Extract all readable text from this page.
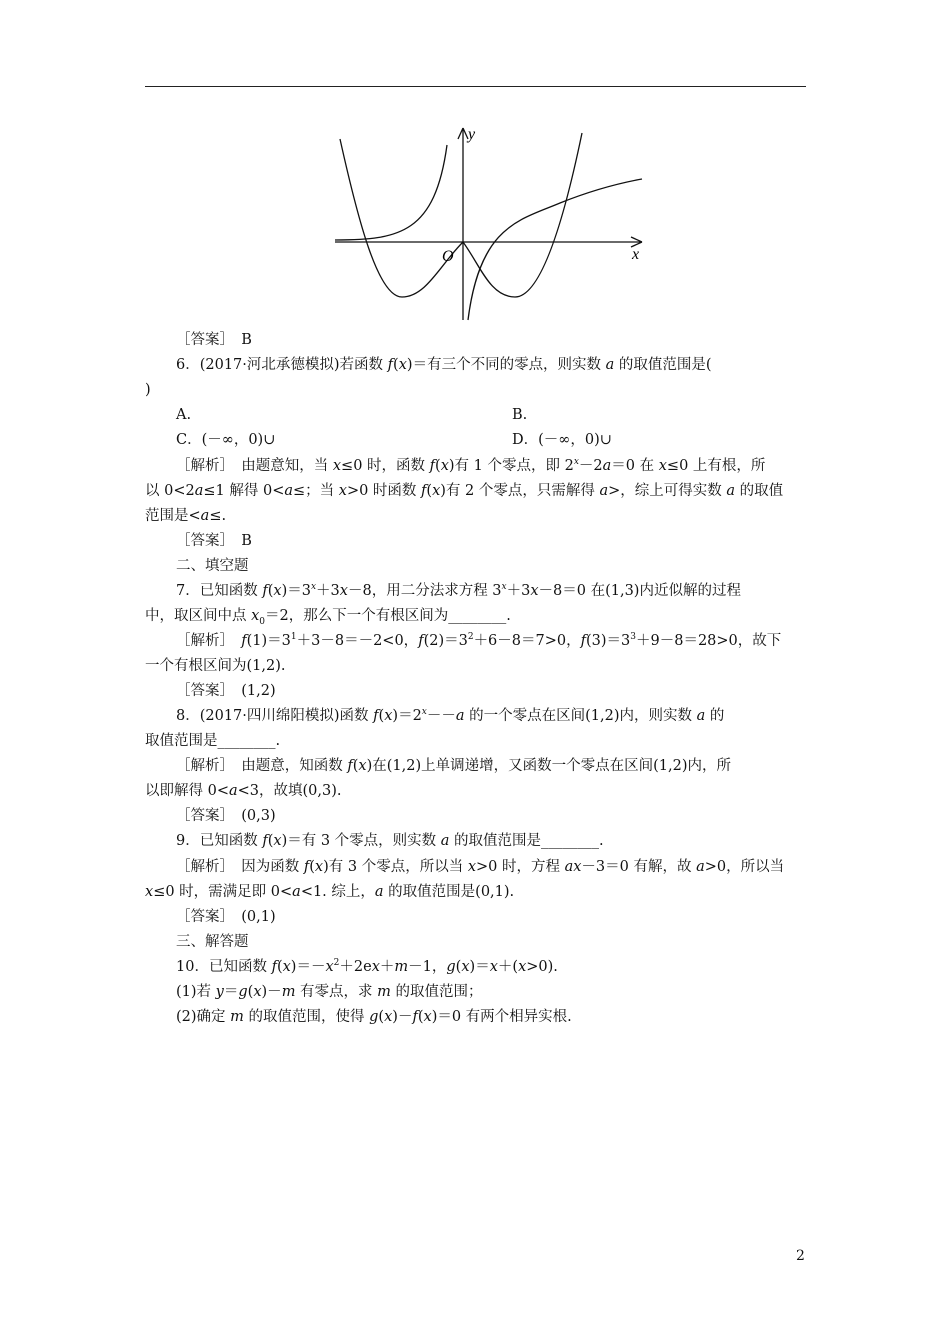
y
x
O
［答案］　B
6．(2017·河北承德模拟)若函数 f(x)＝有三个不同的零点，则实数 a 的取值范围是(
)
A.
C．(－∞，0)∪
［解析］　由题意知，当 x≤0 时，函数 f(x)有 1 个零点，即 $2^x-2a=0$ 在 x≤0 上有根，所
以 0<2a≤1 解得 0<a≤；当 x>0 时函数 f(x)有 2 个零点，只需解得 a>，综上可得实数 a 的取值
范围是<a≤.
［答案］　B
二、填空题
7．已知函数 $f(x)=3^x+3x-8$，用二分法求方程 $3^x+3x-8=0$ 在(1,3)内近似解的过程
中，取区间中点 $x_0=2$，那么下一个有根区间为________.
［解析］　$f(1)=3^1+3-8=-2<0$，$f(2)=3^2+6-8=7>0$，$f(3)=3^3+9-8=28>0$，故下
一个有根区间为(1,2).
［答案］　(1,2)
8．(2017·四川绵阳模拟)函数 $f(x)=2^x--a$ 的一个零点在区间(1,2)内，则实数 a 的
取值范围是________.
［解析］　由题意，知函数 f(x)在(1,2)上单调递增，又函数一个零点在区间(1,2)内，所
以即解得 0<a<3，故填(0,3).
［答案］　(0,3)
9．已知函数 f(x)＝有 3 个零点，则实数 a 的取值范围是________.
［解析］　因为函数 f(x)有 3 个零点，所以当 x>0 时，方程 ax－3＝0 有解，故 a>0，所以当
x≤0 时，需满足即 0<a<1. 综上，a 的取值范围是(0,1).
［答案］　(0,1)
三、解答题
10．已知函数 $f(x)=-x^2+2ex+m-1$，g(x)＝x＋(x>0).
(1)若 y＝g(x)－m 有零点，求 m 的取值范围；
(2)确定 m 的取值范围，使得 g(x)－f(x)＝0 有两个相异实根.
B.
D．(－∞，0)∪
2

---

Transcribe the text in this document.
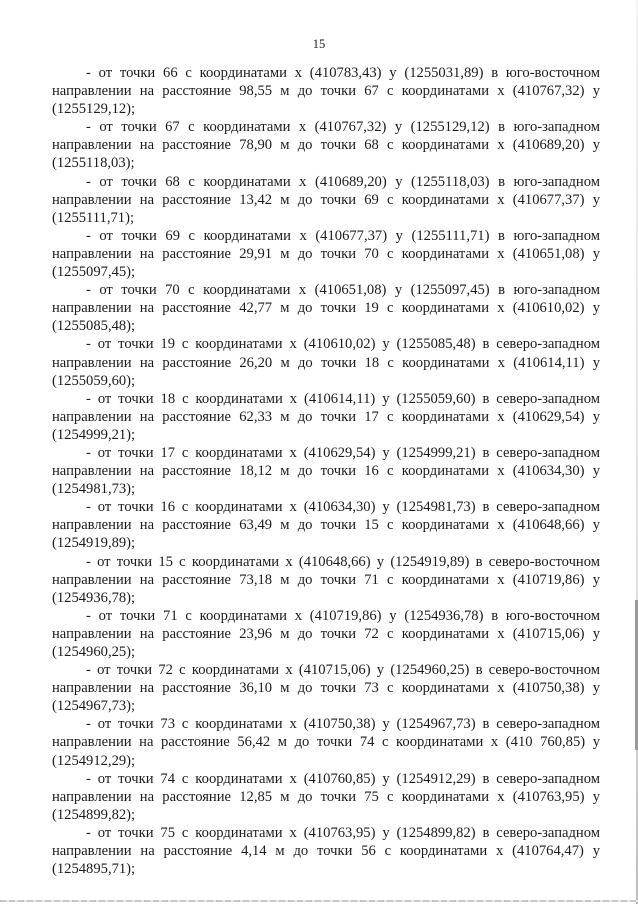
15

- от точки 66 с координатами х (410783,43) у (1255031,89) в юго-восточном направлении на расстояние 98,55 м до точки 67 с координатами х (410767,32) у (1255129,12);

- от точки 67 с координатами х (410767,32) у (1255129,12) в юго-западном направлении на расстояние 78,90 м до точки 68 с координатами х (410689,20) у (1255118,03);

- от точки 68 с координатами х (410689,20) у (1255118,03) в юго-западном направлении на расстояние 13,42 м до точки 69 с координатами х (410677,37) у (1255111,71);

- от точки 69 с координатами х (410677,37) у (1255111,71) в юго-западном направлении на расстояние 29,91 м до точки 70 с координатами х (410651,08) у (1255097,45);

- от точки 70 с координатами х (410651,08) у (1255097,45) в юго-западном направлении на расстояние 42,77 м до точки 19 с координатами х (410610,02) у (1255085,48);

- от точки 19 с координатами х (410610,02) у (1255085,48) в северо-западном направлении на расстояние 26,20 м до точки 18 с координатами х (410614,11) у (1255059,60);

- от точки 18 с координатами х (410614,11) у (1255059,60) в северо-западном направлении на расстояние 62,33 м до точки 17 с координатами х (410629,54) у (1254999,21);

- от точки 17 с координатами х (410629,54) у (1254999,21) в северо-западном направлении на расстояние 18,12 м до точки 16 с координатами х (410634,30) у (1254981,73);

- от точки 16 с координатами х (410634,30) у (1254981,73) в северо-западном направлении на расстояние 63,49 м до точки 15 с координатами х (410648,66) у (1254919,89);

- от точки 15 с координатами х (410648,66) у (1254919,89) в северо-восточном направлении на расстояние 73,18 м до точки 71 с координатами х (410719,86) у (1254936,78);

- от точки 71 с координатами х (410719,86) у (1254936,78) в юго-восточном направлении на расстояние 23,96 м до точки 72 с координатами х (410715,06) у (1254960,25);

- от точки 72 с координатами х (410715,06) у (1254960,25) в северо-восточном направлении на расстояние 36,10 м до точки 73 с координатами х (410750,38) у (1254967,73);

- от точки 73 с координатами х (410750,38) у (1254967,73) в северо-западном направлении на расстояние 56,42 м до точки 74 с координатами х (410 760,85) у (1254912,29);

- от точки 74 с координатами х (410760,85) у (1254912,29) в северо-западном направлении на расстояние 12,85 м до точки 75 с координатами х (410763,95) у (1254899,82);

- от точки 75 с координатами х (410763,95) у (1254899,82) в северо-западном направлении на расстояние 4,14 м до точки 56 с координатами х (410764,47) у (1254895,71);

---

- What is being asked -
Scan the lines for the string "已知函数". Copy out each line that matches.

- Final result -
7．已知函数 $f(x)=3^x+3x-8$，用二分法求方程 $3^x+3x-8=0$ 在(1,3)内近似解的过程
9．已知函数 f(x)＝有 3 个零点，则实数 a 的取值范围是________.
10．已知函数 $f(x)=-x^2+2ex+m-1$，g(x)＝x＋(x>0).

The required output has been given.